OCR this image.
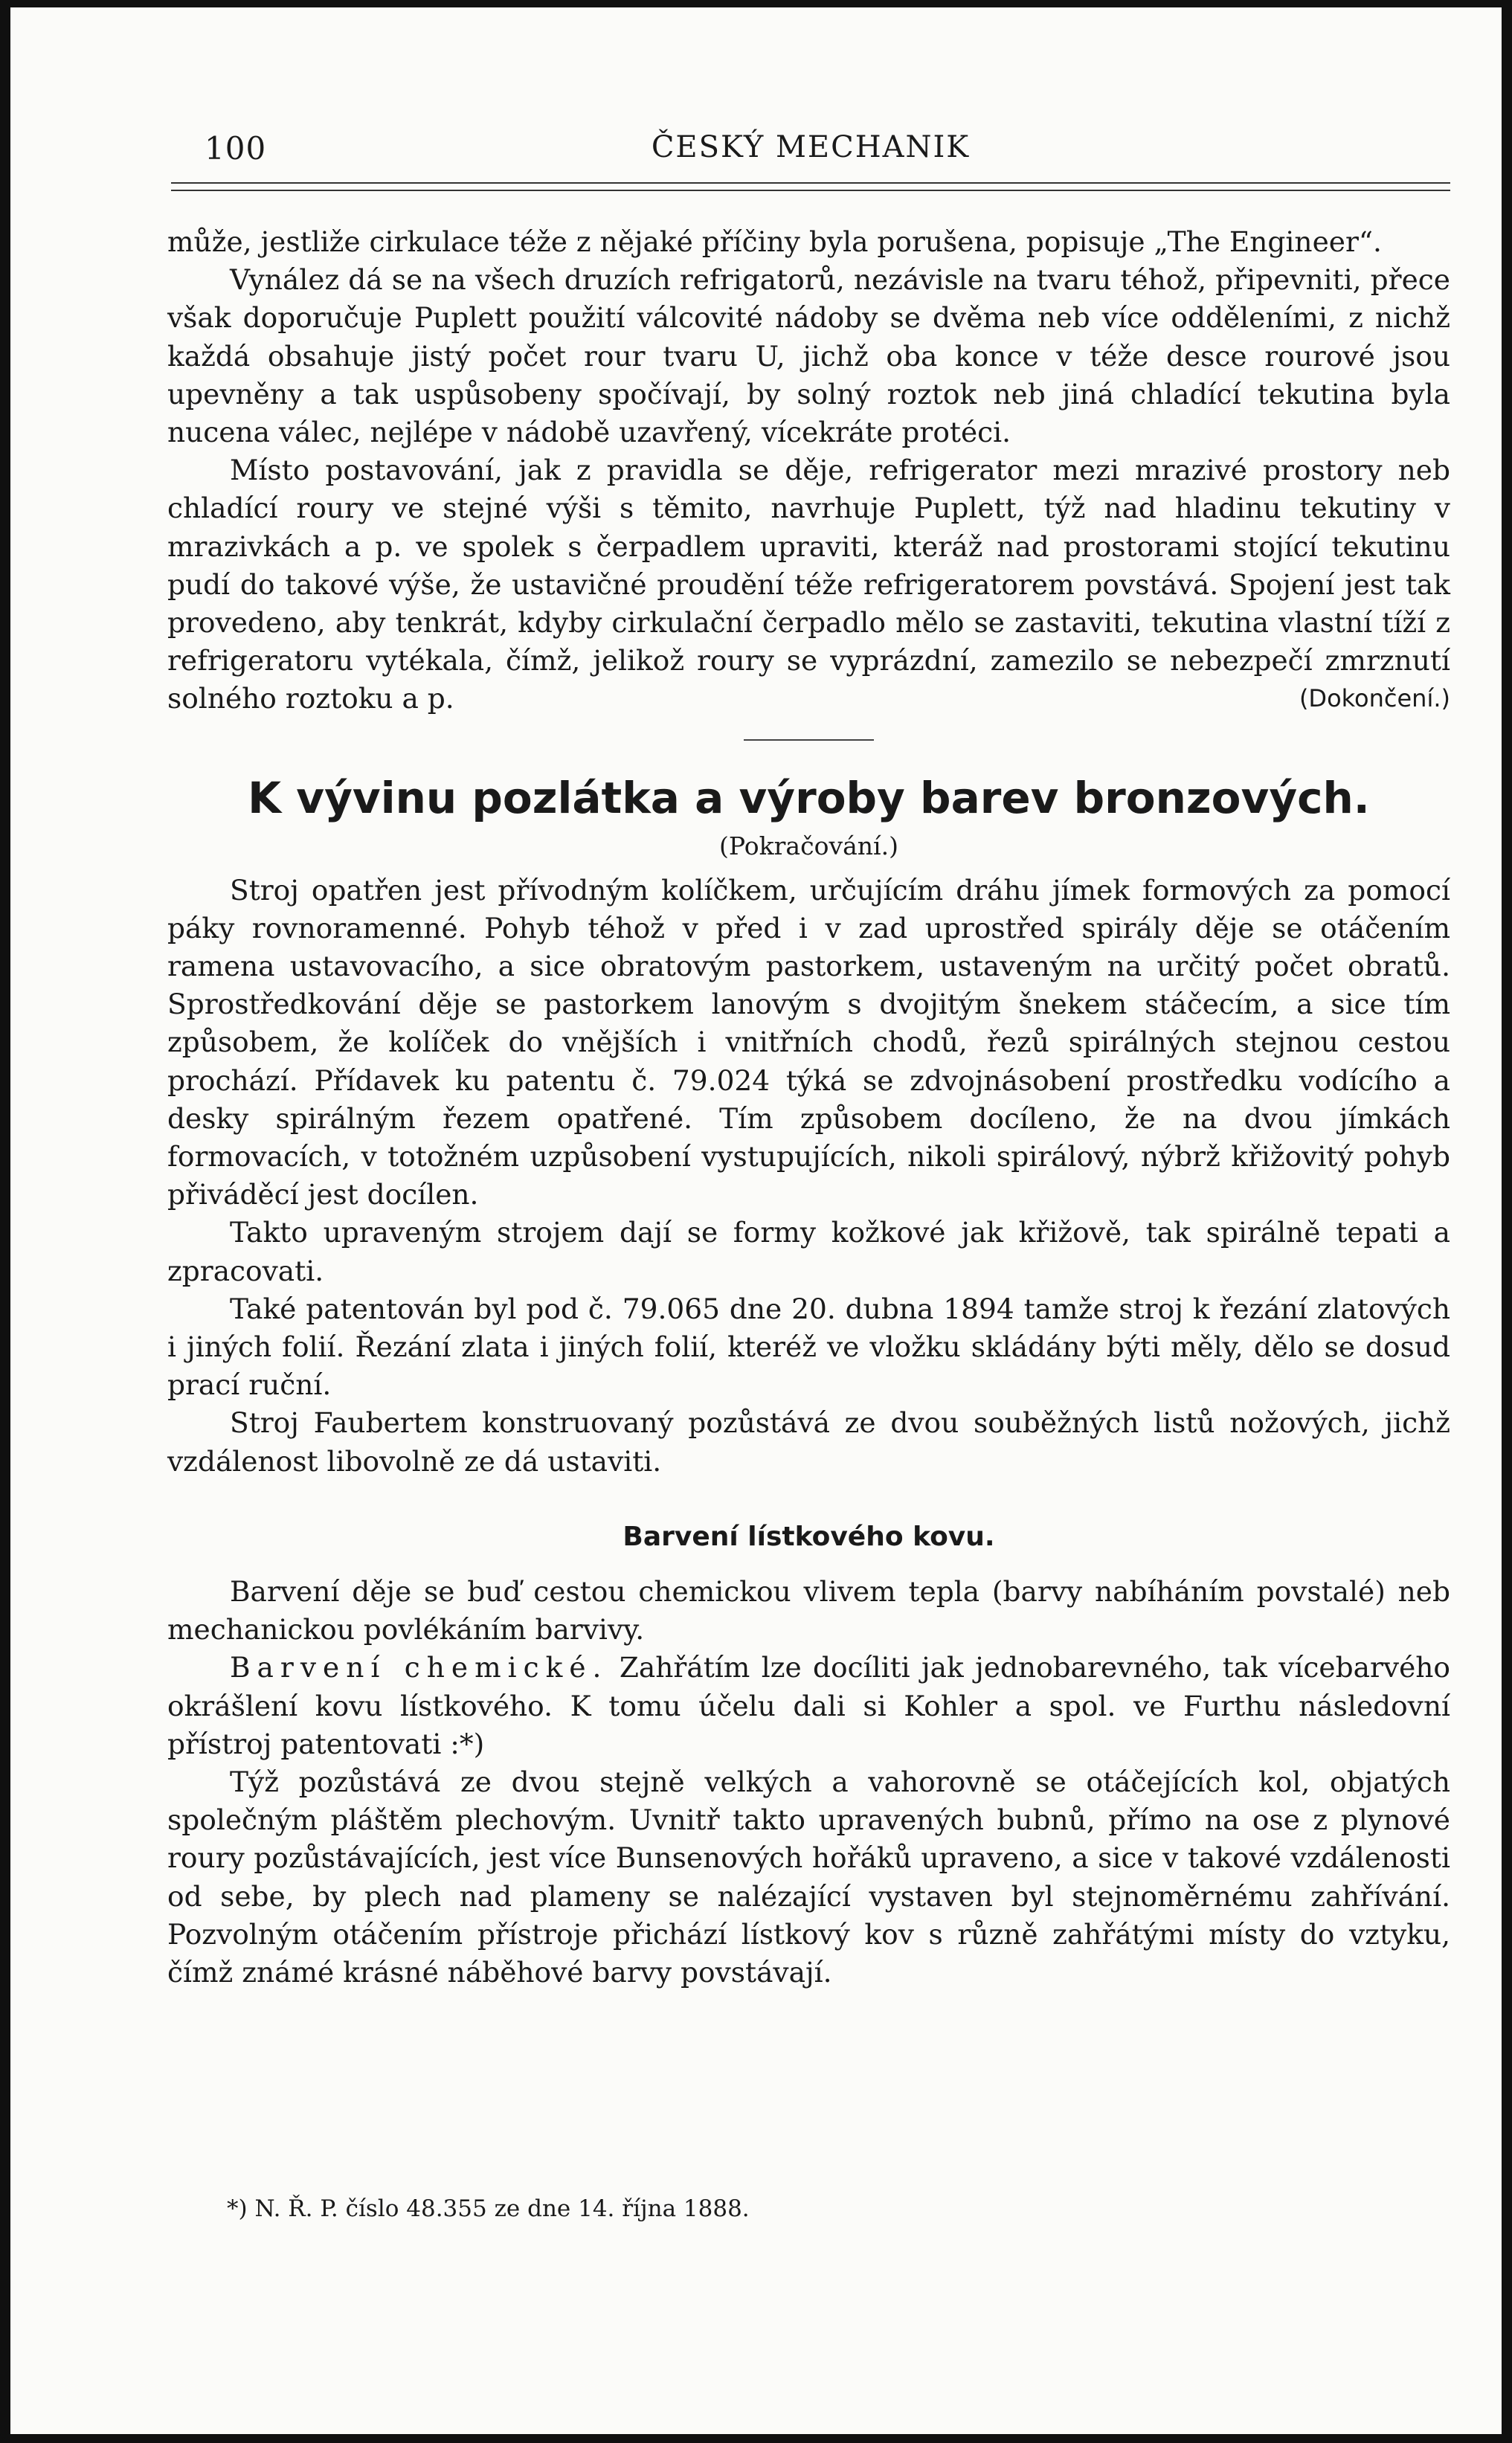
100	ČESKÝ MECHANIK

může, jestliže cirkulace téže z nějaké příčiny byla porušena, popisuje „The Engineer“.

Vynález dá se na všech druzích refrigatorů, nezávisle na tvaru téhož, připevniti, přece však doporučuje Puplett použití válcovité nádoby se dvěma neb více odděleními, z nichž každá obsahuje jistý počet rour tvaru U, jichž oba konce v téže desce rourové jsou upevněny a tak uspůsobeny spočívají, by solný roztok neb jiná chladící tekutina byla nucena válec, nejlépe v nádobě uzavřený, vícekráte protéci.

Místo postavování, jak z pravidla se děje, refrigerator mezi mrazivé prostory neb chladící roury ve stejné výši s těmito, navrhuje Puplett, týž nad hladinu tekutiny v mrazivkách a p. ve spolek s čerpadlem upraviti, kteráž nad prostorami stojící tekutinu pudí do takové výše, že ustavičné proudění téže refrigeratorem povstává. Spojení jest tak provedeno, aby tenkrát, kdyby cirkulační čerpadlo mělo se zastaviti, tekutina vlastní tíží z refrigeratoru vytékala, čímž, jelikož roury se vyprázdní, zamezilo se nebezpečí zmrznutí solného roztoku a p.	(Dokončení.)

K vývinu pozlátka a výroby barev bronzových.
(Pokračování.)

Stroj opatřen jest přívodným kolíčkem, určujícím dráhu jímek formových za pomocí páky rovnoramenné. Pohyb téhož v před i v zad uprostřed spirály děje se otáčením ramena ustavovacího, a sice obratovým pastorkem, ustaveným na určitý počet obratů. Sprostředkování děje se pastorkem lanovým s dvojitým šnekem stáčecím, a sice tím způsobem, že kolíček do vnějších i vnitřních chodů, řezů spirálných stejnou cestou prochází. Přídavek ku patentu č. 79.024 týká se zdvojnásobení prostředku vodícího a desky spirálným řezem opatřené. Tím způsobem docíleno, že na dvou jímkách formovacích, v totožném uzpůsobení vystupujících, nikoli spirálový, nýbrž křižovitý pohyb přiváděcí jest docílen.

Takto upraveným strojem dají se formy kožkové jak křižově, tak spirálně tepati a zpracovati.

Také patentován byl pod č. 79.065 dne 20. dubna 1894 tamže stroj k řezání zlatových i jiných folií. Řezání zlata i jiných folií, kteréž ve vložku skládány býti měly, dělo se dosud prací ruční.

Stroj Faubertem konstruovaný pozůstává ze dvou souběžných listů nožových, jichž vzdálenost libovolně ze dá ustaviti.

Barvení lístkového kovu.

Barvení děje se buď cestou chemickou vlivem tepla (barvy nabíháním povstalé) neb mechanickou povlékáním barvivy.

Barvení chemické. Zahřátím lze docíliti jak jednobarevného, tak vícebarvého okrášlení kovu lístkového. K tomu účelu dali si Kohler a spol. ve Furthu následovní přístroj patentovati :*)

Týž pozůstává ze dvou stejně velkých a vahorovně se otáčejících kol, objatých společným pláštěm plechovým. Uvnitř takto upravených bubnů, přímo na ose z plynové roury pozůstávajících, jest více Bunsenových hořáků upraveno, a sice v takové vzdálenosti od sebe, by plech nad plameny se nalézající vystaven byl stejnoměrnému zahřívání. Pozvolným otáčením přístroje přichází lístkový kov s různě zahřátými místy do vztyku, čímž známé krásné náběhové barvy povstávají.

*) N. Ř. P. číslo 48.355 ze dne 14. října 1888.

--

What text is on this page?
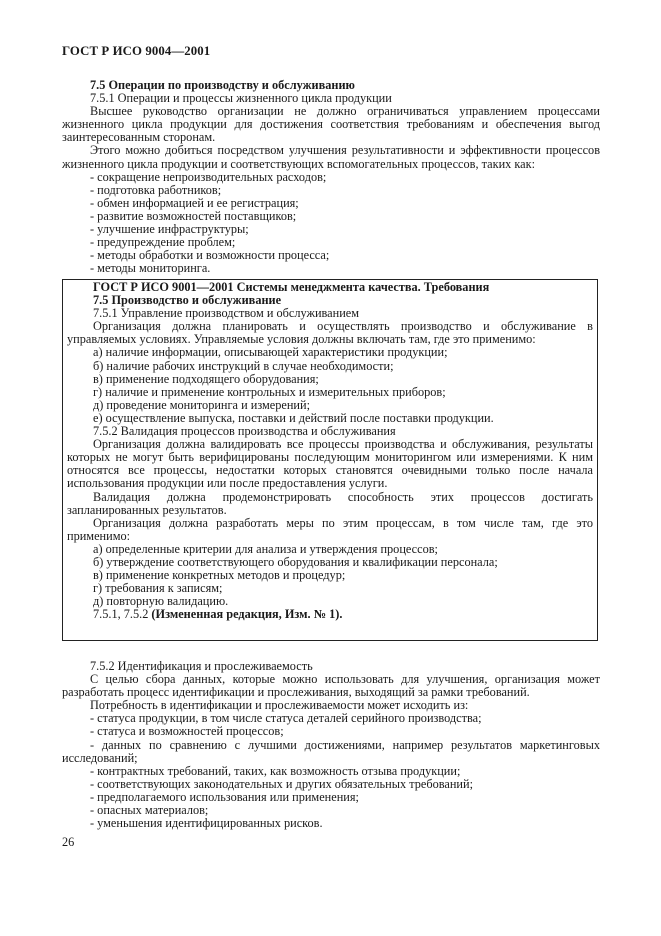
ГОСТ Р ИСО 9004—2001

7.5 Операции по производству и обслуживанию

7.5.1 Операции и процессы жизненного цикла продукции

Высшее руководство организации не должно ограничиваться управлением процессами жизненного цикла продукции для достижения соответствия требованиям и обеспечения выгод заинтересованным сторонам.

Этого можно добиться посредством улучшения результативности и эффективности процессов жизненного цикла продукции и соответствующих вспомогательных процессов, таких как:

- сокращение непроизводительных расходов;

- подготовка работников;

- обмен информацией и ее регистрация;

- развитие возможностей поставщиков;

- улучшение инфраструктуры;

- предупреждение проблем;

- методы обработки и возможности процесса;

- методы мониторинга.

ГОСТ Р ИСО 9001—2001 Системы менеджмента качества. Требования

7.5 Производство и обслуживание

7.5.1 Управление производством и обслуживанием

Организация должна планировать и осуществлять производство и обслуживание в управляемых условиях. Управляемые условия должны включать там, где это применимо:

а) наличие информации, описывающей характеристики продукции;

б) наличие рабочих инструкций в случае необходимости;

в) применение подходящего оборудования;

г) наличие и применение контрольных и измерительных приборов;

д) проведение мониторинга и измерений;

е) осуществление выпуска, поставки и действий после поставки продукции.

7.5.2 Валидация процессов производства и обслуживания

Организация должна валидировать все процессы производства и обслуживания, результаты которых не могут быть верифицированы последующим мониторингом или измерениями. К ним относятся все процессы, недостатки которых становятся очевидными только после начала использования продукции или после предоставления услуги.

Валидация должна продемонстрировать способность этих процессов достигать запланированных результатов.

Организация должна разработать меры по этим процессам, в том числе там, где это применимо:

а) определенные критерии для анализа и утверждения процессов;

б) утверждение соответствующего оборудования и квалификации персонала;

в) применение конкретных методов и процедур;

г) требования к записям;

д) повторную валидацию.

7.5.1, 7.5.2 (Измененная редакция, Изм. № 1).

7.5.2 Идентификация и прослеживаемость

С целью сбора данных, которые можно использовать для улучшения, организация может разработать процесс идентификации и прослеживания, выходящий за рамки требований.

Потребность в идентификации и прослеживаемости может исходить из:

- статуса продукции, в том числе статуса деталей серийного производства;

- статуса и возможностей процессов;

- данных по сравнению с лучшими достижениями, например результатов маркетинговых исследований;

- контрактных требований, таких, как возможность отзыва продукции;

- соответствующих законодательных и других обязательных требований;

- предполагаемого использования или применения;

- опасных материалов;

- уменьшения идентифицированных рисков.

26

YOUR OBJECTIVE
Select and copy every line of the material that holds the string "процессов".

EXERCISE RESULT
Этого можно добиться посредством улучшения результативности и эффективности процессов жизненного цикла продукции и соответствующих вспомогательных процессов, таких как:
7.5.2 Валидация процессов производства и обслуживания
Валидация должна продемонстрировать способность этих процессов достигать запланированных результатов.
а) определенные критерии для анализа и утверждения процессов;
- статуса и возможностей процессов;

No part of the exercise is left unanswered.